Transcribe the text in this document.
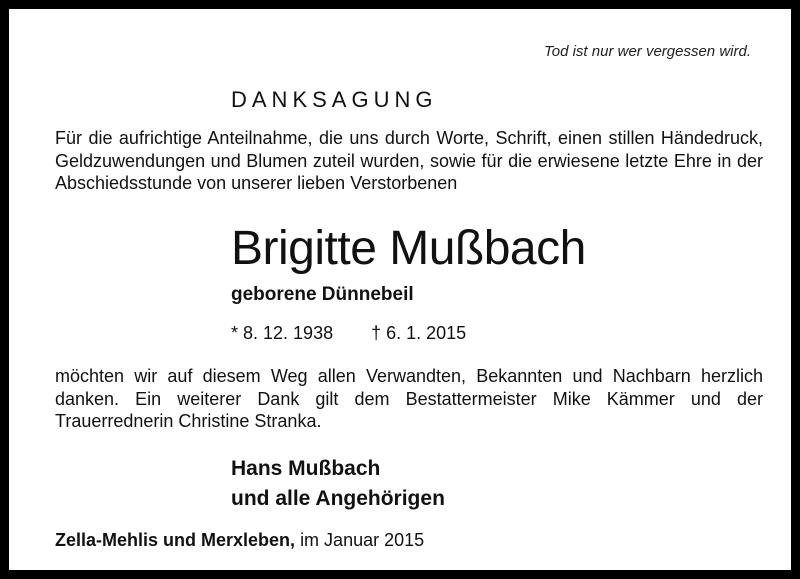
Tod ist nur wer vergessen wird.
DANKSAGUNG
Für die aufrichtige Anteilnahme, die uns durch Worte, Schrift, einen stillen Händedruck, Geldzuwendungen und Blumen zuteil wurden, sowie für die erwiesene letzte Ehre in der Abschiedsstunde von unserer lieben Verstorbenen
Brigitte Mußbach
geborene Dünnebeil
* 8. 12. 1938 † 6. 1. 2015
möchten wir auf diesem Weg allen Verwandten, Bekannten und Nachbarn herzlich danken. Ein weiterer Dank gilt dem Bestattermeister Mike Kämmer und der Trauerrednerin Christine Stranka.
Hans Mußbach
und alle Angehörigen
Zella-Mehlis und Merxleben, im Januar 2015
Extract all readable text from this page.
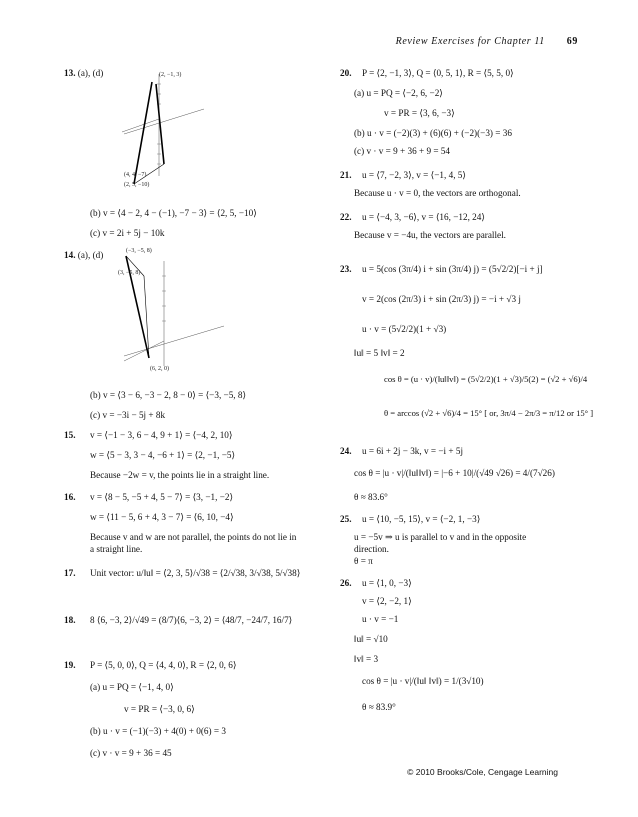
Review Exercises for Chapter 11 69
13. (a), (d)	(2, −1, 3)
(4, 4, −7)
(2, 5, −10)
(b) v = ⟨4 − 2, 4 − (−1), −7 − 3⟩ = ⟨2, 5, −10⟩
(c) v = 2i + 5j − 10k
14. (a), (d)	(−3, −5, 8)
(3, −5, 8)
(6, 2, 0)
(b) v = ⟨3 − 6, −3 − 2, 8 − 0⟩ = ⟨−3, −5, 8⟩
(c) v = −3i − 5j + 8k
15. v = ⟨−1 − 3, 6 − 4, 9 + 1⟩ = ⟨−4, 2, 10⟩
w = ⟨5 − 3, 3 − 4, −6 + 1⟩ = ⟨2, −1, −5⟩
Because −2w = v, the points lie in a straight line.
16. v = ⟨8 − 5, −5 + 4, 5 − 7⟩ = ⟨3, −1, −2⟩
w = ⟨11 − 5, 6 + 4, 3 − 7⟩ = ⟨6, 10, −4⟩
Because v and w are not parallel, the points do not lie in
a straight line.
17. Unit vector: u/‖u‖ = ⟨2, 3, 5⟩/√38 = ⟨2/√38, 3/√38, 5/√38⟩
18. 8 ⟨6, −3, 2⟩/√49 = (8/7)⟨6, −3, 2⟩ = ⟨48/7, −24/7, 16/7⟩
19. P = ⟨5, 0, 0⟩, Q = ⟨4, 4, 0⟩, R = ⟨2, 0, 6⟩
(a) u = PQ = ⟨−1, 4, 0⟩
v = PR = ⟨−3, 0, 6⟩
(b) u · v = (−1)(−3) + 4(0) + 0(6) = 3
(c) v · v = 9 + 36 = 45
20. P = ⟨2, −1, 3⟩, Q = ⟨0, 5, 1⟩, R = ⟨5, 5, 0⟩
(a) u = PQ = ⟨−2, 6, −2⟩
v = PR = ⟨3, 6, −3⟩
(b) u · v = (−2)(3) + (6)(6) + (−2)(−3) = 36
(c) v · v = 9 + 36 + 9 = 54
21. u = ⟨7, −2, 3⟩, v = ⟨−1, 4, 5⟩
Because u · v = 0, the vectors are orthogonal.
22. u = ⟨−4, 3, −6⟩, v = ⟨16, −12, 24⟩
Because v = −4u, the vectors are parallel.
23. u = 5(cos (3π/4) i + sin (3π/4) j) = (5√2/2)[−i + j]
v = 2(cos (2π/3) i + sin (2π/3) j) = −i + √3 j
u · v = (5√2/2)(1 + √3)
‖u‖ = 5 ‖v‖ = 2
cos θ = (u · v)/(‖u‖‖v‖) = (5√2/2)(1 + √3)/5(2) = (√2 + √6)/4
θ = arccos (√2 + √6)/4 = 15° [ or, 3π/4 − 2π/3 = π/12 or 15° ]
24. u = 6i + 2j − 3k, v = −i + 5j
cos θ = |u · v|/(‖u‖‖v‖) = |−6 + 10|/(√49 √26) = 4/(7√26)
θ ≈ 83.6°
25. u = ⟨10, −5, 15⟩, v = ⟨−2, 1, −3⟩
u = −5v ⇒ u is parallel to v and in the opposite
direction.
θ = π
26. u = ⟨1, 0, −3⟩
v = ⟨2, −2, 1⟩
u · v = −1
‖u‖ = √10
‖v‖ = 3
cos θ = |u · v|/(‖u‖ ‖v‖) = 1/(3√10)
θ ≈ 83.9°
© 2010 Brooks/Cole, Cengage Learning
::::
§ Requirements: Print the complete listing exactly, apart from any pictures.

§ Written solution:
Transcribe the text in this document.
Tod ist nur wer vergessen wird.
DANKSAGUNG
Für die aufrichtige Anteilnahme, die uns durch Worte, Schrift, einen stillen Händedruck, Geldzuwendungen und Blumen zuteil wurden, sowie für die erwiesene letzte Ehre in der Abschiedsstunde von unserer lieben Verstorbenen
Brigitte Mußbach
geborene Dünnebeil
* 8. 12. 1938 † 6. 1. 2015
möchten wir auf diesem Weg allen Verwandten, Bekannten und Nachbarn herzlich danken. Ein weiterer Dank gilt dem Bestattermeister Mike Kämmer und der Trauerrednerin Christine Stranka.
Hans Mußbach
und alle Angehörigen
Zella-Mehlis und Merxleben, im Januar 2015
Extract all readable text from this page.
Review Exercises for Chapter 11 69
13. (a), (d)	(2, −1, 3)
(4, 4, −7)
(2, 5, −10)
(b) v = ⟨4 − 2, 4 − (−1), −7 − 3⟩ = ⟨2, 5, −10⟩
(c) v = 2i + 5j − 10k
14. (a), (d)	(−3, −5, 8)
(3, −5, 8)
(6, 2, 0)
(b) v = ⟨3 − 6, −3 − 2, 8 − 0⟩ = ⟨−3, −5, 8⟩
(c) v = −3i − 5j + 8k
15. v = ⟨−1 − 3, 6 − 4, 9 + 1⟩ = ⟨−4, 2, 10⟩
w = ⟨5 − 3, 3 − 4, −6 + 1⟩ = ⟨2, −1, −5⟩
Because −2w = v, the points lie in a straight line.
16. v = ⟨8 − 5, −5 + 4, 5 − 7⟩ = ⟨3, −1, −2⟩
w = ⟨11 − 5, 6 + 4, 3 − 7⟩ = ⟨6, 10, −4⟩
Because v and w are not parallel, the points do not lie in
a straight line.
17. Unit vector: u/‖u‖ = ⟨2, 3, 5⟩/√38 = ⟨2/√38, 3/√38, 5/√38⟩
18. 8 ⟨6, −3, 2⟩/√49 = (8/7)⟨6, −3, 2⟩ = ⟨48/7, −24/7, 16/7⟩
19. P = ⟨5, 0, 0⟩, Q = ⟨4, 4, 0⟩, R = ⟨2, 0, 6⟩
(a) u = PQ = ⟨−1, 4, 0⟩
v = PR = ⟨−3, 0, 6⟩
(b) u · v = (−1)(−3) + 4(0) + 0(6) = 3
(c) v · v = 9 + 36 = 45
20. P = ⟨2, −1, 3⟩, Q = ⟨0, 5, 1⟩, R = ⟨5, 5, 0⟩
(a) u = PQ = ⟨−2, 6, −2⟩
v = PR = ⟨3, 6, −3⟩
(b) u · v = (−2)(3) + (6)(6) + (−2)(−3) = 36
(c) v · v = 9 + 36 + 9 = 54
21. u = ⟨7, −2, 3⟩, v = ⟨−1, 4, 5⟩
Because u · v = 0, the vectors are orthogonal.
22. u = ⟨−4, 3, −6⟩, v = ⟨16, −12, 24⟩
Because v = −4u, the vectors are parallel.
23. u = 5(cos (3π/4) i + sin (3π/4) j) = (5√2/2)[−i + j]
v = 2(cos (2π/3) i + sin (2π/3) j) = −i + √3 j
u · v = (5√2/2)(1 + √3)
‖u‖ = 5 ‖v‖ = 2
cos θ = (u · v)/(‖u‖‖v‖) = (5√2/2)(1 + √3)/5(2) = (√2 + √6)/4
θ = arccos (√2 + √6)/4 = 15° [ or, 3π/4 − 2π/3 = π/12 or 15° ]
24. u = 6i + 2j − 3k, v = −i + 5j
cos θ = |u · v|/(‖u‖‖v‖) = |−6 + 10|/(√49 √26) = 4/(7√26)
θ ≈ 83.6°
25. u = ⟨10, −5, 15⟩, v = ⟨−2, 1, −3⟩
u = −5v ⇒ u is parallel to v and in the opposite
direction.
θ = π
26. u = ⟨1, 0, −3⟩
v = ⟨2, −2, 1⟩
u · v = −1
‖u‖ = √10
‖v‖ = 3
cos θ = |u · v|/(‖u‖ ‖v‖) = 1/(3√10)
θ ≈ 83.9°
© 2010 Brooks/Cole, Cengage Learning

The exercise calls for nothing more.